▸ **Request**
Every line below that contains "字含义不同" is to be copied.

▸ **Given information**
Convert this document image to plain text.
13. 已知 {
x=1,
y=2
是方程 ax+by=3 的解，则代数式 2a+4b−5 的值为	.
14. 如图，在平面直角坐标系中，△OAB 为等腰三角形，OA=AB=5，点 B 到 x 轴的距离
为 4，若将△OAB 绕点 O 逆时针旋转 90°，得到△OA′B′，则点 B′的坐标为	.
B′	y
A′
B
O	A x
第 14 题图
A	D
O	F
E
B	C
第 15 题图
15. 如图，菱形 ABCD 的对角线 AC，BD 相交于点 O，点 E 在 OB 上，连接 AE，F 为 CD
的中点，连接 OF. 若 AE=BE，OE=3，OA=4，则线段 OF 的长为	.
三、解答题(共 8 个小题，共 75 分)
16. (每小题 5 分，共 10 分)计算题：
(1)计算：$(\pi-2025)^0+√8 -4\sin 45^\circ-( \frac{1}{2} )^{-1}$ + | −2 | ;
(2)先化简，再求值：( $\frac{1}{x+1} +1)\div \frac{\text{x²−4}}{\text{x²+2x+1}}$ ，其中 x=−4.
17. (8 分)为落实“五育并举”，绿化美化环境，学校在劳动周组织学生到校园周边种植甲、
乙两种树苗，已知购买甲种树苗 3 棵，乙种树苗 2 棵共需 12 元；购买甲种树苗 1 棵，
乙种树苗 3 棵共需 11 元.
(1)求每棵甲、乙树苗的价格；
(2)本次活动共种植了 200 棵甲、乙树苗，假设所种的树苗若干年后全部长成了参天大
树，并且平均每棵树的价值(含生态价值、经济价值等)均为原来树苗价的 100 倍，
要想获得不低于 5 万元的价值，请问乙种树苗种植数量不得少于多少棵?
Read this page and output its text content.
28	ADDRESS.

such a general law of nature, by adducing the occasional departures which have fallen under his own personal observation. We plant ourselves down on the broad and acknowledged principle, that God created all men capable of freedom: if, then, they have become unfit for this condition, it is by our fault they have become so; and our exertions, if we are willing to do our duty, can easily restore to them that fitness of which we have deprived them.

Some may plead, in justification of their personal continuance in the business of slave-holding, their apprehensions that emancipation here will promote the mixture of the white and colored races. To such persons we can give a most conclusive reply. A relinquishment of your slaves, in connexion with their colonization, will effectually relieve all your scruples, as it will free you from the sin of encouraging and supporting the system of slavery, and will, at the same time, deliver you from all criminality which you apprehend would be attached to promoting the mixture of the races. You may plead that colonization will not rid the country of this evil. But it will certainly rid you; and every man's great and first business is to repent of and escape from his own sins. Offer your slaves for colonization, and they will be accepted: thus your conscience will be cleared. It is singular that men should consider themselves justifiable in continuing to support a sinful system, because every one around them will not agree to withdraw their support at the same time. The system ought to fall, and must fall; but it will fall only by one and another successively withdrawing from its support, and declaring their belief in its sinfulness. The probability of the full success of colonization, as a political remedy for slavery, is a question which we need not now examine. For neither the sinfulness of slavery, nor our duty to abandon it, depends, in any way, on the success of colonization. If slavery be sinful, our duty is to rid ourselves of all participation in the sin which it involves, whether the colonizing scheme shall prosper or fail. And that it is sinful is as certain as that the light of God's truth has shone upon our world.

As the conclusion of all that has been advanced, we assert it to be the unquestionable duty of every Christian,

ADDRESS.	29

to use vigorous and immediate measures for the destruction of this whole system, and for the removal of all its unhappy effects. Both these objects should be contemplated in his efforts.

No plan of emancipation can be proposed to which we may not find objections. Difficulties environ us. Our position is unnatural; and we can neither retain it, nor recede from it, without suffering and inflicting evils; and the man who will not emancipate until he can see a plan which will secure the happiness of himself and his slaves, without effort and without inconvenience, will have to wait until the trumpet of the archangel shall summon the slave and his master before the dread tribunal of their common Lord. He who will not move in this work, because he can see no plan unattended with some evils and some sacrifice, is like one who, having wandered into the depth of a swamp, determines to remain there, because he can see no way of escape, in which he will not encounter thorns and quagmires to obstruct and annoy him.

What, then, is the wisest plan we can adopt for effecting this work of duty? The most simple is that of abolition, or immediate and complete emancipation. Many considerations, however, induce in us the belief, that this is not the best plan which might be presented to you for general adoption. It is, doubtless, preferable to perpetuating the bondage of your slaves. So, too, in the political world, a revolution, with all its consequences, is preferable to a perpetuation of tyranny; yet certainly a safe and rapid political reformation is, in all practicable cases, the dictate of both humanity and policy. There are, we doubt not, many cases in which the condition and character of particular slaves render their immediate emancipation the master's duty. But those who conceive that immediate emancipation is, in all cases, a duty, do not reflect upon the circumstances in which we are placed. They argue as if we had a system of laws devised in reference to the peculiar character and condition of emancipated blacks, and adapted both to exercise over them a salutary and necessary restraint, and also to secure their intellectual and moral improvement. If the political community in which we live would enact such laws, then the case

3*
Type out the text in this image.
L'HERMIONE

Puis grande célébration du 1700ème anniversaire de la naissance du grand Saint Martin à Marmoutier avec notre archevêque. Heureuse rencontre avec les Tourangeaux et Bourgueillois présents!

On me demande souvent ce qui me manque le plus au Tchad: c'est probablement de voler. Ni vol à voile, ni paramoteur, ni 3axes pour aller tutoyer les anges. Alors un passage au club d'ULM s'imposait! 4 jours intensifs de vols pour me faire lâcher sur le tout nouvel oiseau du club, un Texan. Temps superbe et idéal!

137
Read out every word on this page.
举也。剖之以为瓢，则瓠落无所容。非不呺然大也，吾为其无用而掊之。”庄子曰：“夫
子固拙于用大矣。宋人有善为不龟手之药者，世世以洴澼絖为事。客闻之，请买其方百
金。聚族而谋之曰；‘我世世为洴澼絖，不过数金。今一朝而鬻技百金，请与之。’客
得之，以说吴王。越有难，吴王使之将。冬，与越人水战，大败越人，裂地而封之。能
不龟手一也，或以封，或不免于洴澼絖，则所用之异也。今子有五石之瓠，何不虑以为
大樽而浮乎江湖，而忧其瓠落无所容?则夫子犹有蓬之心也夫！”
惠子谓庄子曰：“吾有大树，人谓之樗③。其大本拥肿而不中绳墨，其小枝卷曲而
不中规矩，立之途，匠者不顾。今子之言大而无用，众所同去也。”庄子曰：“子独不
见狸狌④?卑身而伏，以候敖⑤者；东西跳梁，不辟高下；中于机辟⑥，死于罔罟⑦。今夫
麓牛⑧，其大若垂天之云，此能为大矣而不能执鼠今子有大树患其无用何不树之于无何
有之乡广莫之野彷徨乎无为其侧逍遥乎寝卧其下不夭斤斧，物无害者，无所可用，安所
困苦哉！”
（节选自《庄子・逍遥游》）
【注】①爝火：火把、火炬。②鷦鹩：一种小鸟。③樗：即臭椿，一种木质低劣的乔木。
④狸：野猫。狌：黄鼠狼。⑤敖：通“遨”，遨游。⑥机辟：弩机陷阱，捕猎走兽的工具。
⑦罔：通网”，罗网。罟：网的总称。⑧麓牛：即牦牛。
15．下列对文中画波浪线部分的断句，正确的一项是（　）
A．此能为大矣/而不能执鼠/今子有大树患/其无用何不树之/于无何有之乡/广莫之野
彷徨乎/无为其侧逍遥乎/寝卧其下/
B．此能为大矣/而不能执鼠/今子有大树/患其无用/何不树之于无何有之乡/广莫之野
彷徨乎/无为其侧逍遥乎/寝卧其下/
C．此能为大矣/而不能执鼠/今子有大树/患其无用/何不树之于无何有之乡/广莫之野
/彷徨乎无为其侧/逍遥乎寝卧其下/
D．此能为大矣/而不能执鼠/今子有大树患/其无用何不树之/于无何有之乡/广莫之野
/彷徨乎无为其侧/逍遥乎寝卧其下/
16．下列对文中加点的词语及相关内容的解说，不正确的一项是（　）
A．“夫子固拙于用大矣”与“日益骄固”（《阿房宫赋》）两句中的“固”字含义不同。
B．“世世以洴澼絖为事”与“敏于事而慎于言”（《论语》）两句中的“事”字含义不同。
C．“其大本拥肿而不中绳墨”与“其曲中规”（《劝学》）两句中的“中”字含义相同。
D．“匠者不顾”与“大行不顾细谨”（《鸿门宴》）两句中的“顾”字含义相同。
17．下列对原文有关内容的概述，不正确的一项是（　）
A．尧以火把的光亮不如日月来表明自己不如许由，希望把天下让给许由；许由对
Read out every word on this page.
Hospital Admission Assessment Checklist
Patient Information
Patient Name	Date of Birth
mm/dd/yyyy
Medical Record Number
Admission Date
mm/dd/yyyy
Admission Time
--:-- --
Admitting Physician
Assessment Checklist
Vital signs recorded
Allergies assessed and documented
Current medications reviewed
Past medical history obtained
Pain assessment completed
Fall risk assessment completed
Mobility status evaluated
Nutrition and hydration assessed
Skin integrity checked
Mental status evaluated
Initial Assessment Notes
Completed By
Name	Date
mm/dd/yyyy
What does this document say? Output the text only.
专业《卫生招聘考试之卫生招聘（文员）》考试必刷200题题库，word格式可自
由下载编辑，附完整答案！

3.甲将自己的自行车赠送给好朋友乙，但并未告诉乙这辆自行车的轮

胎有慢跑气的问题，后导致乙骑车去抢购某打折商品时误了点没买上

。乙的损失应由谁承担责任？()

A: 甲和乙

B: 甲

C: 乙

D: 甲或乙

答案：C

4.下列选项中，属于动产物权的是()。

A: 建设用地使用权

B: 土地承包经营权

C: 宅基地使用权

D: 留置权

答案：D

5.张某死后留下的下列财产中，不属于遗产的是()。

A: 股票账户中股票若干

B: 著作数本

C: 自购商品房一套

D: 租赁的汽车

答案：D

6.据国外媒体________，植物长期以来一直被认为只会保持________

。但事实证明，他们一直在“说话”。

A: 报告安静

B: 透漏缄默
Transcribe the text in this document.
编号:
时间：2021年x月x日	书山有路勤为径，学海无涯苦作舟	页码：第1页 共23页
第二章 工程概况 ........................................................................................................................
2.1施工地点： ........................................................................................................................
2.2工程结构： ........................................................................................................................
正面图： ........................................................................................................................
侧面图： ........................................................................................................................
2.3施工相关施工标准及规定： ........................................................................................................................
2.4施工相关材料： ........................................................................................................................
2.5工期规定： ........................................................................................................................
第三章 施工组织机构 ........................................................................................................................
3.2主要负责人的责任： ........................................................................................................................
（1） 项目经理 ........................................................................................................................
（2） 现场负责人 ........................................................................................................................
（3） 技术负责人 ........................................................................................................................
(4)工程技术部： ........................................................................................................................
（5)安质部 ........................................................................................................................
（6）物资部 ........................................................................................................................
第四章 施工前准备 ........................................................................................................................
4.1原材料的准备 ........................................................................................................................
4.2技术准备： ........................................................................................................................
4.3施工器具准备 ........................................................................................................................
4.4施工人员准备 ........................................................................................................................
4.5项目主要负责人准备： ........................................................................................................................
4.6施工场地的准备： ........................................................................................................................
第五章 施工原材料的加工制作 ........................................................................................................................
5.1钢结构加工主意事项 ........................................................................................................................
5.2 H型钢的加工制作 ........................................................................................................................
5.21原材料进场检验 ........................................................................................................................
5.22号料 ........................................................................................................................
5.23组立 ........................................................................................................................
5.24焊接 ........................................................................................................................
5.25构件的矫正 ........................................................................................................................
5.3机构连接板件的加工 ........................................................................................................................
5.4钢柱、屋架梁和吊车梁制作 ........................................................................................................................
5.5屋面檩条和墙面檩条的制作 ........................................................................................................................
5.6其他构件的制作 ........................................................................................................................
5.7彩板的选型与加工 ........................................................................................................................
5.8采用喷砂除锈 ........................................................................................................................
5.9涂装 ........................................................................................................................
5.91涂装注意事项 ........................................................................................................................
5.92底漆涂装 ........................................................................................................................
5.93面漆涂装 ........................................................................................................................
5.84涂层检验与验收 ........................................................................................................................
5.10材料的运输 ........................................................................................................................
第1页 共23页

▸ **Output of the exercise**
A．“夫子固拙于用大矣”与“日益骄固”（《阿房宫赋》）两句中的“固”字含义不同。
B．“世世以洴澼絖为事”与“敏于事而慎于言”（《论语》）两句中的“事”字含义不同。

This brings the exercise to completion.